**Rows from a dataset:**

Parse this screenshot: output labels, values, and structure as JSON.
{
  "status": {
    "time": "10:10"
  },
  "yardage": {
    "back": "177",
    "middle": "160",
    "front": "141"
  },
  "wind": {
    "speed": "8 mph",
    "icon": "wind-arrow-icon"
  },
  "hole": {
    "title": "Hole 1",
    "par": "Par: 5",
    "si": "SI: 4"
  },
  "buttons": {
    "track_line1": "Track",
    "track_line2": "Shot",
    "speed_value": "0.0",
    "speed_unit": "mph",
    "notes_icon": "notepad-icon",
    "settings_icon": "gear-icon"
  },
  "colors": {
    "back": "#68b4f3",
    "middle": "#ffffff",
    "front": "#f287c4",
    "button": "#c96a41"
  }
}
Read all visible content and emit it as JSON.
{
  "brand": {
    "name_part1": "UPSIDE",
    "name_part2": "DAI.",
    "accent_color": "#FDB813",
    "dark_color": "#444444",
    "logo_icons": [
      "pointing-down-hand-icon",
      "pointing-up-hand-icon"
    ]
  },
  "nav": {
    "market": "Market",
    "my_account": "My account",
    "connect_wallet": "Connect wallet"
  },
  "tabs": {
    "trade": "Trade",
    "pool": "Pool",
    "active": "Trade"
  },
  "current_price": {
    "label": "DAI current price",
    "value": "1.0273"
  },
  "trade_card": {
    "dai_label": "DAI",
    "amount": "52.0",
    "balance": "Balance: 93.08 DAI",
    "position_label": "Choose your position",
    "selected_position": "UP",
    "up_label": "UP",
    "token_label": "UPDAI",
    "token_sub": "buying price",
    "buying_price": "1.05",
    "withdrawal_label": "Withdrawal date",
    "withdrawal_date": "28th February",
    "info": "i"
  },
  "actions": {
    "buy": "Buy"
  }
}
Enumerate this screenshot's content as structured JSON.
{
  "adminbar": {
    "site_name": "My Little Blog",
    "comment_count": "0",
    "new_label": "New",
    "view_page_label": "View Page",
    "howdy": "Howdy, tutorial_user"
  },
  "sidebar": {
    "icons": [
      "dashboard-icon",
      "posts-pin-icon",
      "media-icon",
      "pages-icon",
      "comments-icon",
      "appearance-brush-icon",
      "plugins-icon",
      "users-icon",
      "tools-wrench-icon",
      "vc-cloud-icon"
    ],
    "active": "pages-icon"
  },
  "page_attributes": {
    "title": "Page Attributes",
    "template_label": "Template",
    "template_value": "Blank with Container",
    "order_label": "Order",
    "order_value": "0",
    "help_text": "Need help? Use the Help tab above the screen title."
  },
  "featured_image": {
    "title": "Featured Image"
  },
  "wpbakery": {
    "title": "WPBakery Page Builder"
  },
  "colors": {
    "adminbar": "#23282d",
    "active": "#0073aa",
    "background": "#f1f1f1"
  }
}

**TASK DESCRIPTION:** Repeat every record, exactly as written.

**EXPECTED ANSWER:**
Parse this screenshot: output labels, values, and structure as JSON.
{
  "status": {
    "time": "10:10"
  },
  "yardage": {
    "back": "177",
    "middle": "160",
    "front": "141"
  },
  "wind": {
    "speed": "8 mph",
    "icon": "wind-arrow-icon"
  },
  "hole": {
    "title": "Hole 1",
    "par": "Par: 5",
    "si": "SI: 4"
  },
  "buttons": {
    "track_line1": "Track",
    "track_line2": "Shot",
    "speed_value": "0.0",
    "speed_unit": "mph",
    "notes_icon": "notepad-icon",
    "settings_icon": "gear-icon"
  },
  "colors": {
    "back": "#68b4f3",
    "middle": "#ffffff",
    "front": "#f287c4",
    "button": "#c96a41"
  }
}
Read all visible content and emit it as JSON.
{
  "brand": {
    "name_part1": "UPSIDE",
    "name_part2": "DAI.",
    "accent_color": "#FDB813",
    "dark_color": "#444444",
    "logo_icons": [
      "pointing-down-hand-icon",
      "pointing-up-hand-icon"
    ]
  },
  "nav": {
    "market": "Market",
    "my_account": "My account",
    "connect_wallet": "Connect wallet"
  },
  "tabs": {
    "trade": "Trade",
    "pool": "Pool",
    "active": "Trade"
  },
  "current_price": {
    "label": "DAI current price",
    "value": "1.0273"
  },
  "trade_card": {
    "dai_label": "DAI",
    "amount": "52.0",
    "balance": "Balance: 93.08 DAI",
    "position_label": "Choose your position",
    "selected_position": "UP",
    "up_label": "UP",
    "token_label": "UPDAI",
    "token_sub": "buying price",
    "buying_price": "1.05",
    "withdrawal_label": "Withdrawal date",
    "withdrawal_date": "28th February",
    "info": "i"
  },
  "actions": {
    "buy": "Buy"
  }
}
Enumerate this screenshot's content as structured JSON.
{
  "adminbar": {
    "site_name": "My Little Blog",
    "comment_count": "0",
    "new_label": "New",
    "view_page_label": "View Page",
    "howdy": "Howdy, tutorial_user"
  },
  "sidebar": {
    "icons": [
      "dashboard-icon",
      "posts-pin-icon",
      "media-icon",
      "pages-icon",
      "comments-icon",
      "appearance-brush-icon",
      "plugins-icon",
      "users-icon",
      "tools-wrench-icon",
      "vc-cloud-icon"
    ],
    "active": "pages-icon"
  },
  "page_attributes": {
    "title": "Page Attributes",
    "template_label": "Template",
    "template_value": "Blank with Container",
    "order_label": "Order",
    "order_value": "0",
    "help_text": "Need help? Use the Help tab above the screen title."
  },
  "featured_image": {
    "title": "Featured Image"
  },
  "wpbakery": {
    "title": "WPBakery Page Builder"
  },
  "colors": {
    "adminbar": "#23282d",
    "active": "#0073aa",
    "background": "#f1f1f1"
  }
}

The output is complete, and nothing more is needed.